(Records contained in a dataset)

·····

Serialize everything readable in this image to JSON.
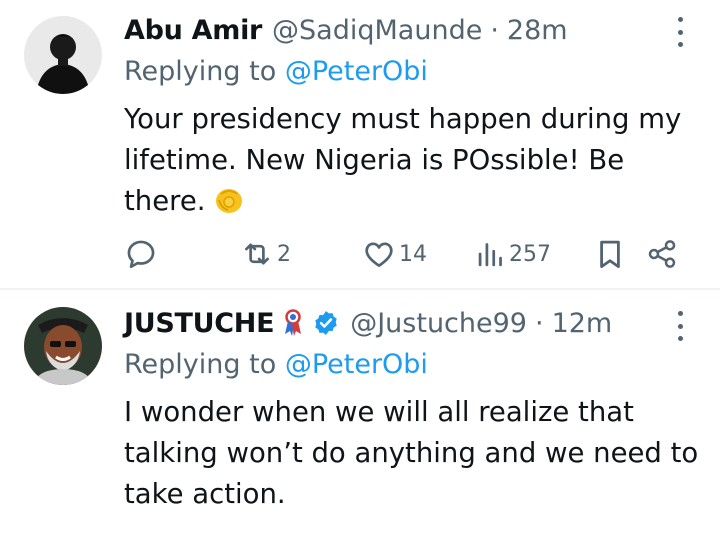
{
  "tweets": [
    {
      "name": "Abu Amir",
      "handle": "@SadiqMaunde",
      "dot": "·",
      "time": "28m",
      "replying_prefix": "Replying to ",
      "replying_to": "@PeterObi",
      "text": "Your presidency must happen during my lifetime. New Nigeria is POssible! Be there.",
      "emoji": "point-at-viewer-emoji",
      "stats": {
        "retweets": "2",
        "likes": "14",
        "views": "257"
      }
    },
    {
      "name": "JUSTUCHE",
      "handle": "@Justuche99",
      "dot": "·",
      "time": "12m",
      "replying_prefix": "Replying to ",
      "replying_to": "@PeterObi",
      "text": "I wonder when we will all realize that talking won’t do anything and we need to take action.",
      "badges": [
        "ribbon-badge-icon",
        "verified-badge-icon"
      ]
    }
  ],
  "colors": {
    "text": "#0f1419",
    "secondary": "#536471",
    "link": "#1d9bf0",
    "divider": "#eff3f4",
    "verified": "#1d9bf0"
  }
}
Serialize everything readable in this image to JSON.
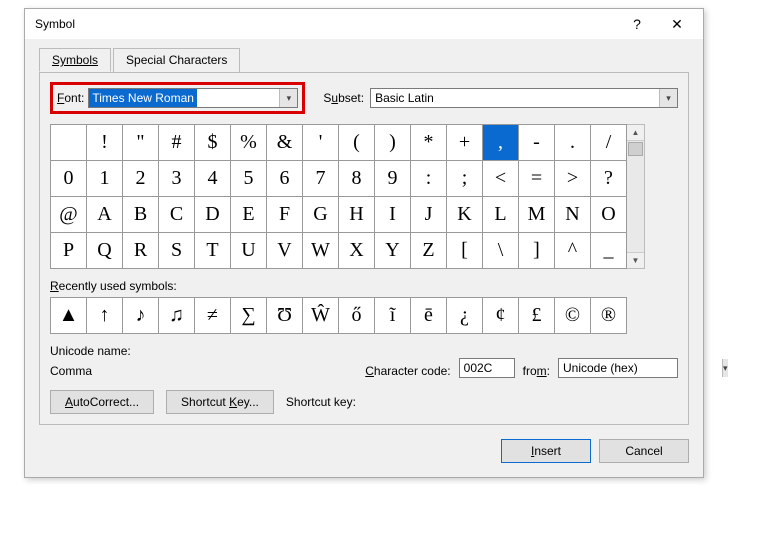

·····

Every line above should be repeated exactly; pictures stay out of the copy.

Serialize everything readable in this image to JSON.
{
  "tweets": [
    {
      "name": "Abu Amir",
      "handle": "@SadiqMaunde",
      "dot": "·",
      "time": "28m",
      "replying_prefix": "Replying to ",
      "replying_to": "@PeterObi",
      "text": "Your presidency must happen during my lifetime. New Nigeria is POssible! Be there.",
      "emoji": "point-at-viewer-emoji",
      "stats": {
        "retweets": "2",
        "likes": "14",
        "views": "257"
      }
    },
    {
      "name": "JUSTUCHE",
      "handle": "@Justuche99",
      "dot": "·",
      "time": "12m",
      "replying_prefix": "Replying to ",
      "replying_to": "@PeterObi",
      "text": "I wonder when we will all realize that talking won’t do anything and we need to take action.",
      "badges": [
        "ribbon-badge-icon",
        "verified-badge-icon"
      ]
    }
  ],
  "colors": {
    "text": "#0f1419",
    "secondary": "#536471",
    "link": "#1d9bf0",
    "divider": "#eff3f4",
    "verified": "#1d9bf0"
  }
}
Serialize everything readable in this image to JSON.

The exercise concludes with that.